__Source material__.
------------------------------------------------
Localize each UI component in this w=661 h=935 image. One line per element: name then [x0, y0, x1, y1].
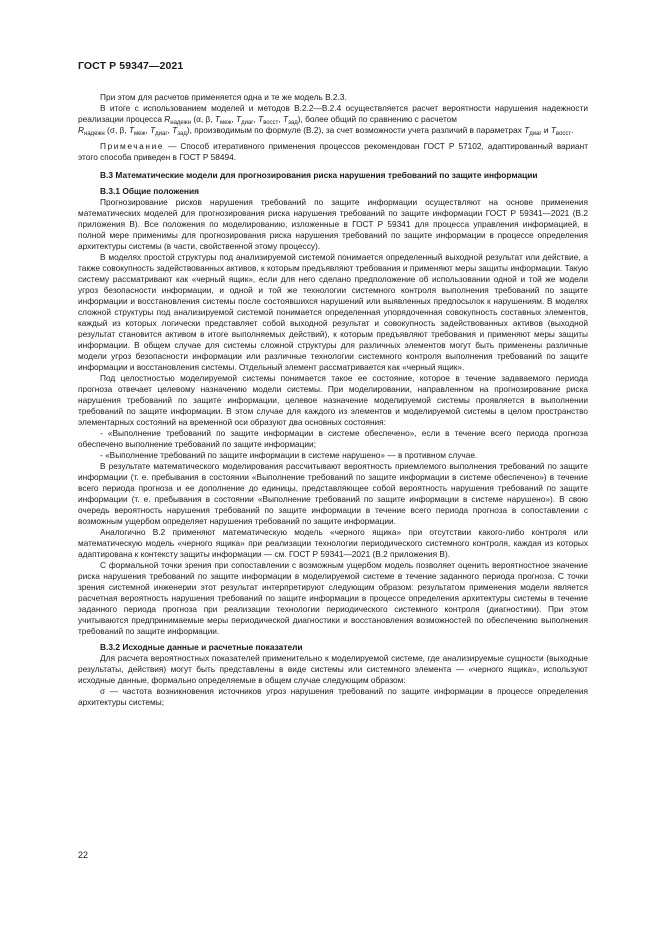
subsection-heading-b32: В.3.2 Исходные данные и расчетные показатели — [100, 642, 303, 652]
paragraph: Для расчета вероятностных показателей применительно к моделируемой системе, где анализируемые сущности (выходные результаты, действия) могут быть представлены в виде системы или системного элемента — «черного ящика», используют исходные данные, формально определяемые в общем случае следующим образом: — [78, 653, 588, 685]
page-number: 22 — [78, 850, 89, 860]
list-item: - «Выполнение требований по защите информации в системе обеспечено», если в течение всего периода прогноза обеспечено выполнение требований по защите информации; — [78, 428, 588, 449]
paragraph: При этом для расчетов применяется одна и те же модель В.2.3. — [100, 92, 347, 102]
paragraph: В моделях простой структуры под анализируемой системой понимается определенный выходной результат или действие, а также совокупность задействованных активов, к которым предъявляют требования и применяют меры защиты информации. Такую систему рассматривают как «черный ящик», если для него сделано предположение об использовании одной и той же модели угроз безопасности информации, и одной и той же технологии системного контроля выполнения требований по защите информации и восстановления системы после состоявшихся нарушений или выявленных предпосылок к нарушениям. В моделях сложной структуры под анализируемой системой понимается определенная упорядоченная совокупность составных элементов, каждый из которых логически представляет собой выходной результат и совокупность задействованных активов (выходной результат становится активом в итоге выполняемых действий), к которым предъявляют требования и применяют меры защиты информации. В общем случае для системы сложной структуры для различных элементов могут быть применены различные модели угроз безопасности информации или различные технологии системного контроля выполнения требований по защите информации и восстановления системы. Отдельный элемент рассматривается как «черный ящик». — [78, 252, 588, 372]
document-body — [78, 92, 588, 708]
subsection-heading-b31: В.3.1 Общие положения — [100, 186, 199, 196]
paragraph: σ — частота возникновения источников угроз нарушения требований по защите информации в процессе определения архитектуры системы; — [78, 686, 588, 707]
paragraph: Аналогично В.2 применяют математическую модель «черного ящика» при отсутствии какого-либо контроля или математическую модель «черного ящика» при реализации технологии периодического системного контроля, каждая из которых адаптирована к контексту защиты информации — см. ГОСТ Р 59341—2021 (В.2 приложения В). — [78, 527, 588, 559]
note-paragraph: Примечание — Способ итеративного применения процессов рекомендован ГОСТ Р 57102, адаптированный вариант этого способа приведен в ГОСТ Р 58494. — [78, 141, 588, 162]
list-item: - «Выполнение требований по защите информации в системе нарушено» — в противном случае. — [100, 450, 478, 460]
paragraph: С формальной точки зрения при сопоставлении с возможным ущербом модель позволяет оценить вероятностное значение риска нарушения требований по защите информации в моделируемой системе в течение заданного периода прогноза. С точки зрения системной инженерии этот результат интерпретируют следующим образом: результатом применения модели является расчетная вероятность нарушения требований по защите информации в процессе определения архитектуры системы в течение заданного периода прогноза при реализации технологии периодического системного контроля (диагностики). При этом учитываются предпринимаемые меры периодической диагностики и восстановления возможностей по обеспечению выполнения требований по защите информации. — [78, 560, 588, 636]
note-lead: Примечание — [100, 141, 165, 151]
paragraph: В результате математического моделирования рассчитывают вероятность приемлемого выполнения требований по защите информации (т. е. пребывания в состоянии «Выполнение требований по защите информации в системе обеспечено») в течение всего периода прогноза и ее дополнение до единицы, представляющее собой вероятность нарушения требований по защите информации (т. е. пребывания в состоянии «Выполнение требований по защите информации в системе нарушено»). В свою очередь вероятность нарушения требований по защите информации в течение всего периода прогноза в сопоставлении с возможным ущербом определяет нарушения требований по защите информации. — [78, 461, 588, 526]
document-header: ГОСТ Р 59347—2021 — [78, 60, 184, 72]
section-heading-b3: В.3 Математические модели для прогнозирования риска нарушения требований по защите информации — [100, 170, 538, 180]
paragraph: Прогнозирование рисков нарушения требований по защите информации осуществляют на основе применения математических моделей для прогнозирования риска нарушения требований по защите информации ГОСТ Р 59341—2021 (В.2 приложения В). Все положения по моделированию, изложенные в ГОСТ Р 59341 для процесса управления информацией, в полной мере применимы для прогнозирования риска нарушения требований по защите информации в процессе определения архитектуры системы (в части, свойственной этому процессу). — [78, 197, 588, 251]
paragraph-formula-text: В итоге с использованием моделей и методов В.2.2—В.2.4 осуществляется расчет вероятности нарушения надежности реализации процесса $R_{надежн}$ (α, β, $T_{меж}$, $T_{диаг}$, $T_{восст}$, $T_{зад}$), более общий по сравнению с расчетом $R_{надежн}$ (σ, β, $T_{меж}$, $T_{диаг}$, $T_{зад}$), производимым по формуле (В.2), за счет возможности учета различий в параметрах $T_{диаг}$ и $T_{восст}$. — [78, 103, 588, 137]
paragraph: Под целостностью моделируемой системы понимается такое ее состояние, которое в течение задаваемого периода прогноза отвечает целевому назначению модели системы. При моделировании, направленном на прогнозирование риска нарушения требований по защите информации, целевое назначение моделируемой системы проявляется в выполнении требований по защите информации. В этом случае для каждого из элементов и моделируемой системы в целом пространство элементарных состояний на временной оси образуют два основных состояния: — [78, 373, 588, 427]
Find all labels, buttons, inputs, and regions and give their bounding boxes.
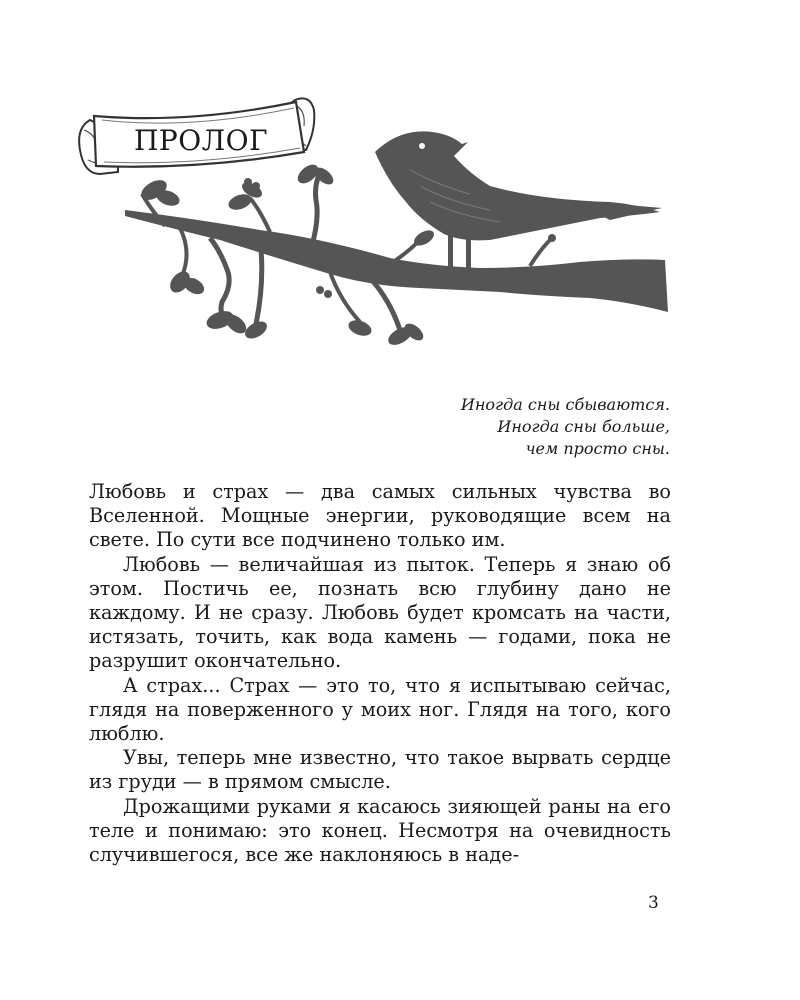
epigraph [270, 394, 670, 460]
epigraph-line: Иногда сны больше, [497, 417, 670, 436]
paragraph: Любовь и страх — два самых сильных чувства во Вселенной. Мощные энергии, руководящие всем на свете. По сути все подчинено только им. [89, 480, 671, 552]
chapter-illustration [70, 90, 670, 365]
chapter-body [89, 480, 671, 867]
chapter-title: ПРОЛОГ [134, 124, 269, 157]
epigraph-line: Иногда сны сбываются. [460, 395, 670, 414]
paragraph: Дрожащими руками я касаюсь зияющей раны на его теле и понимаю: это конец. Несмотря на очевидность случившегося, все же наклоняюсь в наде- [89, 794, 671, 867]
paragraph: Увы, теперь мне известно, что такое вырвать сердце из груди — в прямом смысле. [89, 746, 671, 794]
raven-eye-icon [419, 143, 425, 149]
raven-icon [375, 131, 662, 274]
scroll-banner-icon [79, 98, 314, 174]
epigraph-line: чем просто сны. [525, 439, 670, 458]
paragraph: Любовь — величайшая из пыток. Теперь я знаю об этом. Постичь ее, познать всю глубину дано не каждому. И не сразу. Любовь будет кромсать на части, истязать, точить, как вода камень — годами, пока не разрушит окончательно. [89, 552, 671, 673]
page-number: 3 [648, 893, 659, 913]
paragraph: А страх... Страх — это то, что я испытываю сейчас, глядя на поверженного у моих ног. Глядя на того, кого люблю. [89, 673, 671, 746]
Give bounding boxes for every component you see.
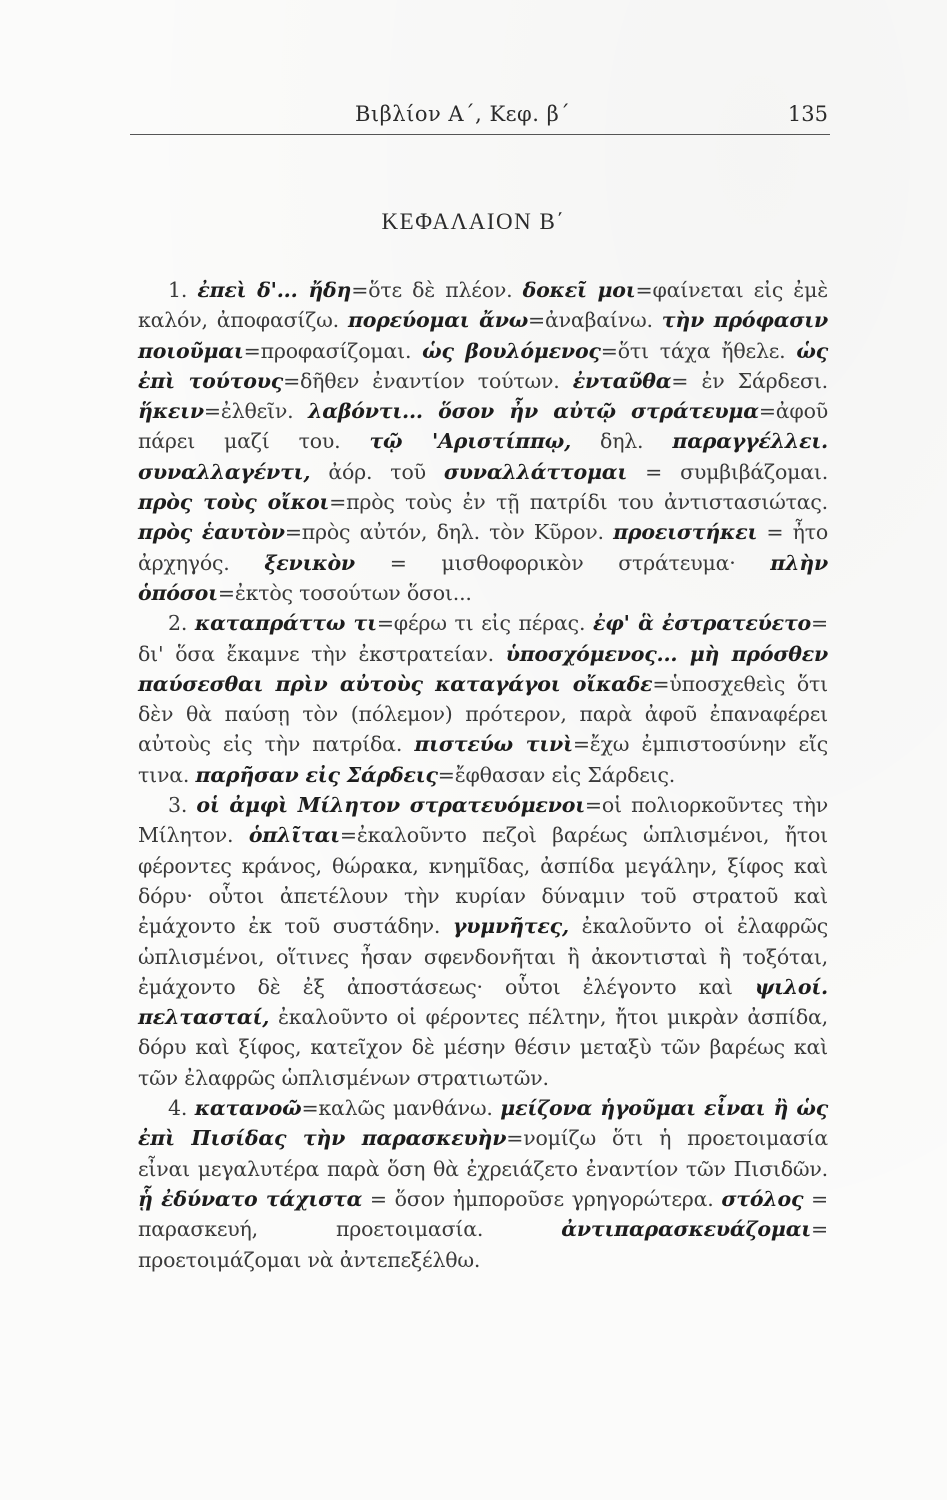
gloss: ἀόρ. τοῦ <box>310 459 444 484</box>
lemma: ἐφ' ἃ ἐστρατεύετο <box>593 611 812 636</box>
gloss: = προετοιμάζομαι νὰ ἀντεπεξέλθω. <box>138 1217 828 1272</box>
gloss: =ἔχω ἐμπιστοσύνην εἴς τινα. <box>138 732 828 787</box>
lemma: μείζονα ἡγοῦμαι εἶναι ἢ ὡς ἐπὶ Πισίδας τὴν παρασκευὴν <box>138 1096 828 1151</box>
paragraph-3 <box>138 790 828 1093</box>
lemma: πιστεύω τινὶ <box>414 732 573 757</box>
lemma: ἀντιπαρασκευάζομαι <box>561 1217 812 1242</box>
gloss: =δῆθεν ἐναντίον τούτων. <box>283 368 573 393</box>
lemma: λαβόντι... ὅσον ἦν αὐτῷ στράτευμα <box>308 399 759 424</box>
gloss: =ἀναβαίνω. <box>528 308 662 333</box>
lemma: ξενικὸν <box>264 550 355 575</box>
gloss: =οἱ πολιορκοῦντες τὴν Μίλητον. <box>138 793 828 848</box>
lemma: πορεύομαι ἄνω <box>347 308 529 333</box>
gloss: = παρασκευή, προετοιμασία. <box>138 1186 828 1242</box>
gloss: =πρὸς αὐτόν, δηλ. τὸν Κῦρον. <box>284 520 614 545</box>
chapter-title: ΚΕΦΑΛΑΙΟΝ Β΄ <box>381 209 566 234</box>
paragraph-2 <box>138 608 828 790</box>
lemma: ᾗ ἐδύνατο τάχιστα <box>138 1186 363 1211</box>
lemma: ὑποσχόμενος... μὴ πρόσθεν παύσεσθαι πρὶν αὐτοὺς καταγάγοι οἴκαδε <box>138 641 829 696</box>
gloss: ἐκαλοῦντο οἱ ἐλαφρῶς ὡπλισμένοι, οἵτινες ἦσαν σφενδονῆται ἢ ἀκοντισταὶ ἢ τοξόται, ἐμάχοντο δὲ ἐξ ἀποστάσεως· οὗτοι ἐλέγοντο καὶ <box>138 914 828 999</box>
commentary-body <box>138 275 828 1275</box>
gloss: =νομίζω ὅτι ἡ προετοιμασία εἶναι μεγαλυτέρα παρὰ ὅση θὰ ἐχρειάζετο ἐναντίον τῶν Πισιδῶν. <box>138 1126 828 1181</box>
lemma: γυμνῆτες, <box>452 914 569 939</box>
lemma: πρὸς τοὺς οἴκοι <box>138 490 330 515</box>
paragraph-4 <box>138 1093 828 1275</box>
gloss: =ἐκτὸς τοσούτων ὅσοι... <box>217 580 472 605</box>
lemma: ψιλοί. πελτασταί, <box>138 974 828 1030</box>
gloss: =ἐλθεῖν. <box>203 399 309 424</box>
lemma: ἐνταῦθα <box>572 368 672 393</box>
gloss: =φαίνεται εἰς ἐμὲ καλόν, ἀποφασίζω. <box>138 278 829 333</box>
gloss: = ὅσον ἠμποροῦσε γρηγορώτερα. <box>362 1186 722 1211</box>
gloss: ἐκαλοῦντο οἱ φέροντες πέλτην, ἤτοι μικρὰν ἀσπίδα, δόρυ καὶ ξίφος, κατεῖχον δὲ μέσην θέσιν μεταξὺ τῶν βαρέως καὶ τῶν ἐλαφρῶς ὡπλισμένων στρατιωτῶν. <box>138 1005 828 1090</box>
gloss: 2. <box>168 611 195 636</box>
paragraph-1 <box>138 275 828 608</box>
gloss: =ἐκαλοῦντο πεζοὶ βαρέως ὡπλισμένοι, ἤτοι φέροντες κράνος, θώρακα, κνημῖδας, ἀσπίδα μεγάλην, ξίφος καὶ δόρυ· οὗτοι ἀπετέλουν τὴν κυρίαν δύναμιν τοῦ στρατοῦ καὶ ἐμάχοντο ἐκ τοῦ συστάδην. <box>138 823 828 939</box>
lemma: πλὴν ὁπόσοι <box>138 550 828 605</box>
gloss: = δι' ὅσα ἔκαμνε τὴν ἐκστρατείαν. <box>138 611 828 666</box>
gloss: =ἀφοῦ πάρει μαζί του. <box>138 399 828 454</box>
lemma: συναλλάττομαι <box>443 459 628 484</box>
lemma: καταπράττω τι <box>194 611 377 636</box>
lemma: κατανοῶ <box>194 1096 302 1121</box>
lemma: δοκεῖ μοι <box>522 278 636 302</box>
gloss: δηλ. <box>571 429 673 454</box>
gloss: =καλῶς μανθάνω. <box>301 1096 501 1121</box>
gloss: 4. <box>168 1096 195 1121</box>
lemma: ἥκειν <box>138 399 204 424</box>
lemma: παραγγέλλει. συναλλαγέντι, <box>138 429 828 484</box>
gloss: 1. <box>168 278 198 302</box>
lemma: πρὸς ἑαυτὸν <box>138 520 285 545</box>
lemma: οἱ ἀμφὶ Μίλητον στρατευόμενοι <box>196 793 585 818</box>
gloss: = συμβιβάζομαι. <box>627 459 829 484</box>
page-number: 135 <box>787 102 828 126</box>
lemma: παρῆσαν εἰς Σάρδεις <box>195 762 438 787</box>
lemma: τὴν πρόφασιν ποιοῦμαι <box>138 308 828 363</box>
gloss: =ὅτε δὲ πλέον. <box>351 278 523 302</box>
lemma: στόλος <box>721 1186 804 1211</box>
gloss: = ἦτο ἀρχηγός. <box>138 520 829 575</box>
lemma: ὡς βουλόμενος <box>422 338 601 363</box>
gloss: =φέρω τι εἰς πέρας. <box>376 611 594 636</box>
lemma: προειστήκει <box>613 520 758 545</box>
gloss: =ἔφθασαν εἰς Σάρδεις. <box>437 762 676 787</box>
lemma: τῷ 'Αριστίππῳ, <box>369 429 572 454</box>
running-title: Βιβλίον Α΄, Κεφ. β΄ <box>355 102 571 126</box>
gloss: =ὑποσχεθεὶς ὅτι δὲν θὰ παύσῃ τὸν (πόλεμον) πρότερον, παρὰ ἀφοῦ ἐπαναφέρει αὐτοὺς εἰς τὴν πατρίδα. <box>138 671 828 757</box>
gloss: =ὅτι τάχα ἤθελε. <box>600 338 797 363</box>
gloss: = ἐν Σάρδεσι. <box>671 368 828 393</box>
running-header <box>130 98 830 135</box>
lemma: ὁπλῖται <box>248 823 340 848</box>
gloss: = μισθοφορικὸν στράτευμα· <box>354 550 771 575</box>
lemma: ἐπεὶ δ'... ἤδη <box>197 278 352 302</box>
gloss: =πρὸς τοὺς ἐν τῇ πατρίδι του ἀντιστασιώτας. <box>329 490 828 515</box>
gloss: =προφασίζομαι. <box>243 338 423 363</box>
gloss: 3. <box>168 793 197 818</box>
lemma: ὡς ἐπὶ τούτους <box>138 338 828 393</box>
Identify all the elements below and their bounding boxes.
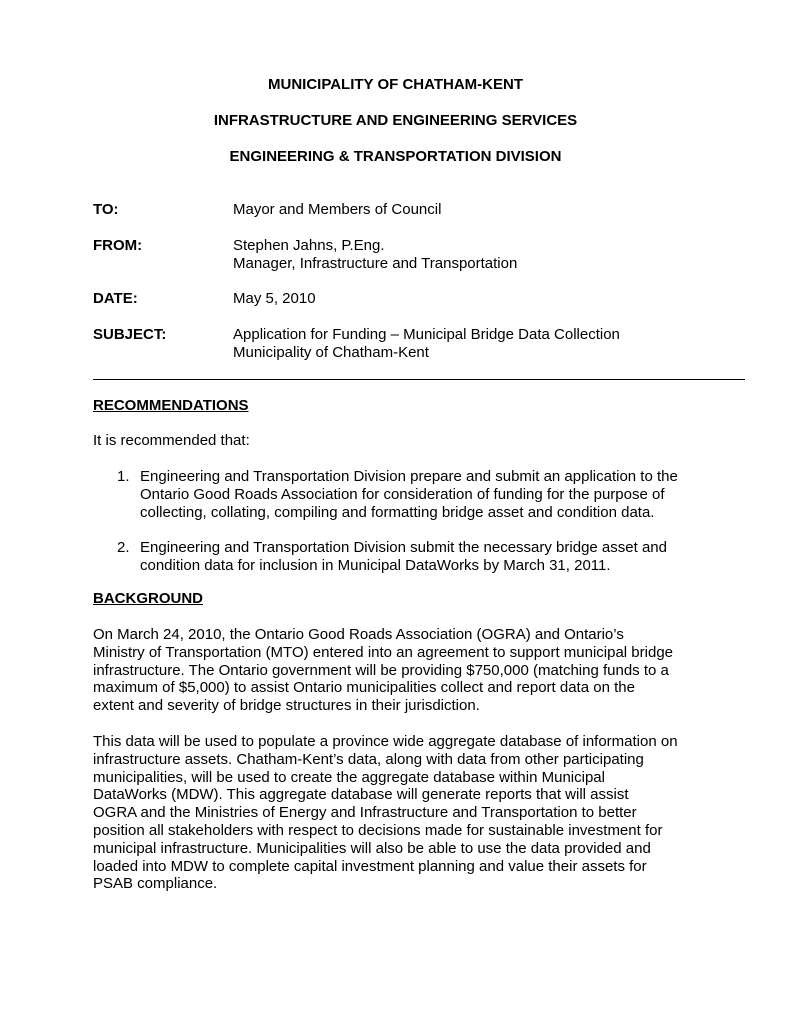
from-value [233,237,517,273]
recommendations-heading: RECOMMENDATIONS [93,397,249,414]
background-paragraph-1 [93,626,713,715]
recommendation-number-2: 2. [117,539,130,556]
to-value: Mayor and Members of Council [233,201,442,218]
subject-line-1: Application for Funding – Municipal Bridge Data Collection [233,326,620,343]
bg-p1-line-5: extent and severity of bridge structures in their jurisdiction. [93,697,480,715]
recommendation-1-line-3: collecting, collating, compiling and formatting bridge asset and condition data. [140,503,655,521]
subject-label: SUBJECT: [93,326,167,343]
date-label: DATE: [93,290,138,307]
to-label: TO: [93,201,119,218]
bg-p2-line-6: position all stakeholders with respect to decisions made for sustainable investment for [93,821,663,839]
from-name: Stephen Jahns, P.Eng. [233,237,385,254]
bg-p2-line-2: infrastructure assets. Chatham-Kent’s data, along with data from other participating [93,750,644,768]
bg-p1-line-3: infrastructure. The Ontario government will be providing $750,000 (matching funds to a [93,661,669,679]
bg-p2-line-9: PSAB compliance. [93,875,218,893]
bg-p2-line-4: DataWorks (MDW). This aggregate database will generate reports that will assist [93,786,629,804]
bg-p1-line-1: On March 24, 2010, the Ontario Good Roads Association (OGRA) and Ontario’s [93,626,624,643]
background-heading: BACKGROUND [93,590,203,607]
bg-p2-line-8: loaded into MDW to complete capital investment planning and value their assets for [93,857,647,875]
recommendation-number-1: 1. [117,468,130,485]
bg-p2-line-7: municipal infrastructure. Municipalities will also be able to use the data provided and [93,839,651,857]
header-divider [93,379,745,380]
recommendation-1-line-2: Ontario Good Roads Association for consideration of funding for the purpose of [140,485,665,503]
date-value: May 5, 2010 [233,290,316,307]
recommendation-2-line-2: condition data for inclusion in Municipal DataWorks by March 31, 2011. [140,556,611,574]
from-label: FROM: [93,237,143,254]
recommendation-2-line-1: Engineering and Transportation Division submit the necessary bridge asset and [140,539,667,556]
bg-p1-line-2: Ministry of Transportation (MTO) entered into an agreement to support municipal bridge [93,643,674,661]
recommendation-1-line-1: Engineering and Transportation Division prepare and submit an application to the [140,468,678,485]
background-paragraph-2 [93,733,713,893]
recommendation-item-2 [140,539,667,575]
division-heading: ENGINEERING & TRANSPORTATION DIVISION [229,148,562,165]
------------------------------------------------
__Directions for this task__. Copy out a portion of the records above verbatim: begin at the line that contains "gloss: ἀόρ. τοῦ <box>310 459 444 484</box>" and stop after the line that contains "paragraph-3 <box>138 790 828 1093</box>", including both of these lines.

__The reply__.
gloss: ἀόρ. τοῦ <box>310 459 444 484</box>
lemma: ἐφ' ἃ ἐστρατεύετο <box>593 611 812 636</box>
gloss: = προετοιμάζομαι νὰ ἀντεπεξέλθω. <box>138 1217 828 1272</box>
gloss: =ἔχω ἐμπιστοσύνην εἴς τινα. <box>138 732 828 787</box>
lemma: μείζονα ἡγοῦμαι εἶναι ἢ ὡς ἐπὶ Πισίδας τὴν παρασκευὴν <box>138 1096 828 1151</box>
paragraph-3 <box>138 790 828 1093</box>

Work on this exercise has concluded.